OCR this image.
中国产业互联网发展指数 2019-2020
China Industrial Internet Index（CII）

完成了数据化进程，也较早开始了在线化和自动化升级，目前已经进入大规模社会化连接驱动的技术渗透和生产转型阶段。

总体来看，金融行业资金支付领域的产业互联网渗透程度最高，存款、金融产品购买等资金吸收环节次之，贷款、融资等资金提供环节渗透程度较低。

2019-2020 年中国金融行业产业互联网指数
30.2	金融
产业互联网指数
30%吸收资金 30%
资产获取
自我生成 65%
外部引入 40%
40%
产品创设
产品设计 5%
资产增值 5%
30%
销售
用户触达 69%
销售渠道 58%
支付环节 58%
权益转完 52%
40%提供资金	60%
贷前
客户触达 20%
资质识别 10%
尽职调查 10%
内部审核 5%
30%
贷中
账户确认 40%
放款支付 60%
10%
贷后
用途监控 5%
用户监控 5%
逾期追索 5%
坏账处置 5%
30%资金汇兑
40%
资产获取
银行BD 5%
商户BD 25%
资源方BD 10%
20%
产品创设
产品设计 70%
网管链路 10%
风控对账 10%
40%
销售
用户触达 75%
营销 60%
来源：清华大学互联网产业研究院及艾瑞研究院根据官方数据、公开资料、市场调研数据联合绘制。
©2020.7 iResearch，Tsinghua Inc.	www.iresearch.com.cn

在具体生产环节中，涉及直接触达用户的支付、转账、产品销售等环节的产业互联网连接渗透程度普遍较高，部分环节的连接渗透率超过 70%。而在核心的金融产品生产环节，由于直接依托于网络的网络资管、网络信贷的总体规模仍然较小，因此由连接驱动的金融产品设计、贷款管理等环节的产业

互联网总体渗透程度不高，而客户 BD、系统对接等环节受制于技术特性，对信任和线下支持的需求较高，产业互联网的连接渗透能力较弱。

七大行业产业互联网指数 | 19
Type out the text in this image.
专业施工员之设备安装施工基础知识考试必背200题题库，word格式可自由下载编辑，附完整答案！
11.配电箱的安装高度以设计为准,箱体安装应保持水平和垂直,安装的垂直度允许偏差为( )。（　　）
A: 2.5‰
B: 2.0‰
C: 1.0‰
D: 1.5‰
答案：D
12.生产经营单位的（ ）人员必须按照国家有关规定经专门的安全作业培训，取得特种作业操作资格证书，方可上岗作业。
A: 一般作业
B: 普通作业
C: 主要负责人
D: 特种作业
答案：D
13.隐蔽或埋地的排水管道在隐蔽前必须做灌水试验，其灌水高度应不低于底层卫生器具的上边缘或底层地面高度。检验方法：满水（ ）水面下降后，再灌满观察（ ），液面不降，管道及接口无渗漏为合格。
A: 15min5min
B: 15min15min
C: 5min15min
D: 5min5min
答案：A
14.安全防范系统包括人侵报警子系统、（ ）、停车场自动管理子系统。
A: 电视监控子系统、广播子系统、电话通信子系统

— What you will do —
Return the lines beginning at the one that contains "Type out the text in this image." and continuing through the last line of the data, exactly as they stand and without any others.

— Task output —
Type out the text in this image.
专业施工员之设备安装施工基础知识考试必背200题题库，word格式可自由下载编辑，附完整答案！
11.配电箱的安装高度以设计为准,箱体安装应保持水平和垂直,安装的垂直度允许偏差为( )。（　　）
A: 2.5‰
B: 2.0‰
C: 1.0‰
D: 1.5‰
答案：D
12.生产经营单位的（ ）人员必须按照国家有关规定经专门的安全作业培训，取得特种作业操作资格证书，方可上岗作业。
A: 一般作业
B: 普通作业
C: 主要负责人
D: 特种作业
答案：D
13.隐蔽或埋地的排水管道在隐蔽前必须做灌水试验，其灌水高度应不低于底层卫生器具的上边缘或底层地面高度。检验方法：满水（ ）水面下降后，再灌满观察（ ），液面不降，管道及接口无渗漏为合格。
A: 15min5min
B: 15min15min
C: 5min15min
D: 5min5min
答案：A
14.安全防范系统包括人侵报警子系统、（ ）、停车场自动管理子系统。
A: 电视监控子系统、广播子系统、电话通信子系统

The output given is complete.